» STATED PROBLEM
How many lines of these entries hold the string "Extraction"? Answer with the number alone.

» DATA SHOWN
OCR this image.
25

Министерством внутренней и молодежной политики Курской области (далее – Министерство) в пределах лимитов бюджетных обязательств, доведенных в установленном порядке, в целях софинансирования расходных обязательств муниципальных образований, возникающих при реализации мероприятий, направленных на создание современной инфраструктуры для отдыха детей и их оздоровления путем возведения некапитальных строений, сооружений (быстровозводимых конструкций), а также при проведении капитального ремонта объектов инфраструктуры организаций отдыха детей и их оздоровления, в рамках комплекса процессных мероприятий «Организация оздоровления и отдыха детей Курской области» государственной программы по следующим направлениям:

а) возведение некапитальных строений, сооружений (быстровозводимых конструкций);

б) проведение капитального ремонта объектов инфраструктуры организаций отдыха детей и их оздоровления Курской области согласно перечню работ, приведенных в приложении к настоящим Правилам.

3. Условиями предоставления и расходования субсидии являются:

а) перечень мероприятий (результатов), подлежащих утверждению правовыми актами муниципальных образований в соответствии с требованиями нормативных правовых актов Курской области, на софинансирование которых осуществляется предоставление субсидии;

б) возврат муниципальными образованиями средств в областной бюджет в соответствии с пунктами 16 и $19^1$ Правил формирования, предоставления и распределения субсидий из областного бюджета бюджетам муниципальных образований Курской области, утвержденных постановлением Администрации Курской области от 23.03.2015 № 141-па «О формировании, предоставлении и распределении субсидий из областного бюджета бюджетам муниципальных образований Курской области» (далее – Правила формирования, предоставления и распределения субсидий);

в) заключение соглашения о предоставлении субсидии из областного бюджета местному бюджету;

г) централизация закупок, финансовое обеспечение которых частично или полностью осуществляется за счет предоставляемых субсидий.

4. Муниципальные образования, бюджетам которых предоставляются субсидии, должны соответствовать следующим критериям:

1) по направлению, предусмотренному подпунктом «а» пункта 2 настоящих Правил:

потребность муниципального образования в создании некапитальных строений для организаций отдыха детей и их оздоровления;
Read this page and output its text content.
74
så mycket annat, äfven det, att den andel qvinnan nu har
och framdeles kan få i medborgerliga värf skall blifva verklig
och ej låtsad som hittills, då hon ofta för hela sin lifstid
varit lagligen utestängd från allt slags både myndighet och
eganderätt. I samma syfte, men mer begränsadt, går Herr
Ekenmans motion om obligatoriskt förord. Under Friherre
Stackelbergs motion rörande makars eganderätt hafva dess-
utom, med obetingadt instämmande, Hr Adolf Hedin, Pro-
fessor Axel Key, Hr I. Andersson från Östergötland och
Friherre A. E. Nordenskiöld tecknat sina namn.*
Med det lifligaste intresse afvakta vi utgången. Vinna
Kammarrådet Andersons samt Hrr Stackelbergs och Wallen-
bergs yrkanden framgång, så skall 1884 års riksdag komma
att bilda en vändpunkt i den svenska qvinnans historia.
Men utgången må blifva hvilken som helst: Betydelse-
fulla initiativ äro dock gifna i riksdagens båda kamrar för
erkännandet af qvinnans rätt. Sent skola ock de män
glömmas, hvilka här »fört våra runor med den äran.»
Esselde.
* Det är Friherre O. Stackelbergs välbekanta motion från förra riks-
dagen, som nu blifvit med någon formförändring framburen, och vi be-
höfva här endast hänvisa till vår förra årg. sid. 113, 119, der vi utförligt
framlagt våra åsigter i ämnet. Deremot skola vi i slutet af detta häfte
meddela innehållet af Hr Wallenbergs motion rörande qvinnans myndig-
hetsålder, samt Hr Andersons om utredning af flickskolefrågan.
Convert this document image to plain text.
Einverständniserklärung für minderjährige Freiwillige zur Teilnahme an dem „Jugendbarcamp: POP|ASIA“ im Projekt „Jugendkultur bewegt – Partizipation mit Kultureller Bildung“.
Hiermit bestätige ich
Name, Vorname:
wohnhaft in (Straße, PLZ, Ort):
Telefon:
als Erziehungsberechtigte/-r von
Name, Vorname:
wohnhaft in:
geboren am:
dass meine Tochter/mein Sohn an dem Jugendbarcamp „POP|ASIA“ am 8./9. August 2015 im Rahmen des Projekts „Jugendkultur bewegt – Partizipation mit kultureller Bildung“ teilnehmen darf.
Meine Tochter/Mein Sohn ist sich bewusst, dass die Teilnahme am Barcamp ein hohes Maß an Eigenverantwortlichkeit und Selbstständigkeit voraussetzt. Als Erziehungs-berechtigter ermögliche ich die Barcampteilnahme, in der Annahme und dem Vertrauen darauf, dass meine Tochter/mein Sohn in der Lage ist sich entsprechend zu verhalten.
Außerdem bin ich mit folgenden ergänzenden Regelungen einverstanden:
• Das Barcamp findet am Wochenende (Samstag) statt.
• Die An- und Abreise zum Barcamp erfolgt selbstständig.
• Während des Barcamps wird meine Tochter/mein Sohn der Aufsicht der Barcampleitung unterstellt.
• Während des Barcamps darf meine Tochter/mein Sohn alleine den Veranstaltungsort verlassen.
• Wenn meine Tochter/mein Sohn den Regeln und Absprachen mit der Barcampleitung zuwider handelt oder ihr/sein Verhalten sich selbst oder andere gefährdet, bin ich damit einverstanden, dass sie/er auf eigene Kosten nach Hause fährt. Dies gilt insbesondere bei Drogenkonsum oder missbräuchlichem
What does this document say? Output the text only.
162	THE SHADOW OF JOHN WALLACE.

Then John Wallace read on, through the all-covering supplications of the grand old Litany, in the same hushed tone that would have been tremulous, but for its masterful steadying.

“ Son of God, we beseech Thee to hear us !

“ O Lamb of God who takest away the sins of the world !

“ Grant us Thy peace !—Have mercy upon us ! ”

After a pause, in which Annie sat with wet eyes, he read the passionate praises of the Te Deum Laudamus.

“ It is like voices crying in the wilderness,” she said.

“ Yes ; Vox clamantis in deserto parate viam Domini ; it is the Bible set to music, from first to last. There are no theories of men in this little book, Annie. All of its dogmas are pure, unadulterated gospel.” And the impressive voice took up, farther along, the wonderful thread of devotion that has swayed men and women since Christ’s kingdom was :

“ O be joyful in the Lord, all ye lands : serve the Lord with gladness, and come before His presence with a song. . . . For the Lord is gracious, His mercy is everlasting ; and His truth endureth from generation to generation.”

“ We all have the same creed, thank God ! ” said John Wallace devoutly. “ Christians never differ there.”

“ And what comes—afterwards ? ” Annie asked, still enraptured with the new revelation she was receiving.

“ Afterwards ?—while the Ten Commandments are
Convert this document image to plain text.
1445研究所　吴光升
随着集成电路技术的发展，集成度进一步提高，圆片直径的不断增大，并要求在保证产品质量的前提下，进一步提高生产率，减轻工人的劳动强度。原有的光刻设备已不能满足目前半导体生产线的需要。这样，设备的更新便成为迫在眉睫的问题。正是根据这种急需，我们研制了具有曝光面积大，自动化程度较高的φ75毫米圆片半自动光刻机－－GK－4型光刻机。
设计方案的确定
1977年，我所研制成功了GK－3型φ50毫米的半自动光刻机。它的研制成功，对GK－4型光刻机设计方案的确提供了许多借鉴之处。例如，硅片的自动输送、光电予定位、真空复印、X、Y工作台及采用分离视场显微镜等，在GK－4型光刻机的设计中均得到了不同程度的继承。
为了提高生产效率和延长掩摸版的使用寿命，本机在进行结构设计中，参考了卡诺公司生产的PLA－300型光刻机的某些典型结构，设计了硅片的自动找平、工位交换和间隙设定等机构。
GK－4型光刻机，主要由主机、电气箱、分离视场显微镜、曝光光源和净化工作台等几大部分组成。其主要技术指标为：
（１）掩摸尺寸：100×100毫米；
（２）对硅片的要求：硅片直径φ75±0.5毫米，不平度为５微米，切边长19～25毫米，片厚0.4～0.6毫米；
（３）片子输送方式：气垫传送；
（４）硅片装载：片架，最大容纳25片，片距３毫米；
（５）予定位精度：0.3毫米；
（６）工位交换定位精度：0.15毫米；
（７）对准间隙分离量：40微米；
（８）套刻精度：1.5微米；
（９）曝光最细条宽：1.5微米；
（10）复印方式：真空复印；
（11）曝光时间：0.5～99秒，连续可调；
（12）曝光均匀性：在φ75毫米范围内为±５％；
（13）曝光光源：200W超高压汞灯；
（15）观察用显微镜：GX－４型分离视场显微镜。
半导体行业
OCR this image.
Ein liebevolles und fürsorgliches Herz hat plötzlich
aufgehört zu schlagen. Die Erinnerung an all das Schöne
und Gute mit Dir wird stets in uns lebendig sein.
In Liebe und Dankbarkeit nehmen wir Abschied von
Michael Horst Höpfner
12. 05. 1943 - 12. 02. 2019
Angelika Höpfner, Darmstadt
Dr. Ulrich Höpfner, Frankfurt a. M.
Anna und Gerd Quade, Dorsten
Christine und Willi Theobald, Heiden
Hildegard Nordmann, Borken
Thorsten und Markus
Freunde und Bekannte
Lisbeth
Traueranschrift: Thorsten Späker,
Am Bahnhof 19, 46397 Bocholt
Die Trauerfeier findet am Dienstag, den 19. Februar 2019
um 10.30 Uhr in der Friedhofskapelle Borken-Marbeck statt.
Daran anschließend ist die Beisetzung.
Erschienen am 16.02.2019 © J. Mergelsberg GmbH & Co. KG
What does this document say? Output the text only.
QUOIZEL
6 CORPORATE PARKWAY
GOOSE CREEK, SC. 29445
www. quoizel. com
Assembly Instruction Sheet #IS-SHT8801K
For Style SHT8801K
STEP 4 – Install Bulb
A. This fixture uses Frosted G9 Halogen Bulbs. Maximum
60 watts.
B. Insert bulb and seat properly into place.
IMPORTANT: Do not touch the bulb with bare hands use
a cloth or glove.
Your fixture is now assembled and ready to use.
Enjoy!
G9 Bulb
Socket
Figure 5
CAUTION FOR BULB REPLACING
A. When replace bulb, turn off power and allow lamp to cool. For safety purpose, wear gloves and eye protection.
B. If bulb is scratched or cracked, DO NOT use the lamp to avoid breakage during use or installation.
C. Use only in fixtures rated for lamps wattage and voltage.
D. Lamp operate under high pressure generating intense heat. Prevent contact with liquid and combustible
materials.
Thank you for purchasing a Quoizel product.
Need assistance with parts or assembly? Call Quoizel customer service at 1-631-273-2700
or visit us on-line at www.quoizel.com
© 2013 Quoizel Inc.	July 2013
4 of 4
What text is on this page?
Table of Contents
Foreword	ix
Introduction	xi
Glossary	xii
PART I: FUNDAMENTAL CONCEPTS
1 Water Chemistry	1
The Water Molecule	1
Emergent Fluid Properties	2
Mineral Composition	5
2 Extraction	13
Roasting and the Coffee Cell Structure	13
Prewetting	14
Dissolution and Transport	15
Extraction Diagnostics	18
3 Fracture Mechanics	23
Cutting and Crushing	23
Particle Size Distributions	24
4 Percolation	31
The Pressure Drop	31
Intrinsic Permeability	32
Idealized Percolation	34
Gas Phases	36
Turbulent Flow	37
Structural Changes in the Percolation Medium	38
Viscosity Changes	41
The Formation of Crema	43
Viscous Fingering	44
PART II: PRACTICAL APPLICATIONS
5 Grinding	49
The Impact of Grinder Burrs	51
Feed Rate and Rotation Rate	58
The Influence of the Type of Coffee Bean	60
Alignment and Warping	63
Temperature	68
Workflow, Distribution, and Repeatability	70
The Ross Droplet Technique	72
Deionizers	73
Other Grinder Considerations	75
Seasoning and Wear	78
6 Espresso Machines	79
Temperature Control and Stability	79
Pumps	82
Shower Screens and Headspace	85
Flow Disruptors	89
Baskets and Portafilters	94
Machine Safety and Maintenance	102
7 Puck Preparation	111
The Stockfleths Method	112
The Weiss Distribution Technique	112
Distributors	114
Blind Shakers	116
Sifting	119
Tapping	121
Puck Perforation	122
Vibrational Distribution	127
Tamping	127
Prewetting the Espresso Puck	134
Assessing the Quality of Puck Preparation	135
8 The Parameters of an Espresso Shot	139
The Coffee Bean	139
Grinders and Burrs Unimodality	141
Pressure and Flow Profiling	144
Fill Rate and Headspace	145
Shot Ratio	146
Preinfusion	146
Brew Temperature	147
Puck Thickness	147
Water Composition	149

» ANSWER BELOW
2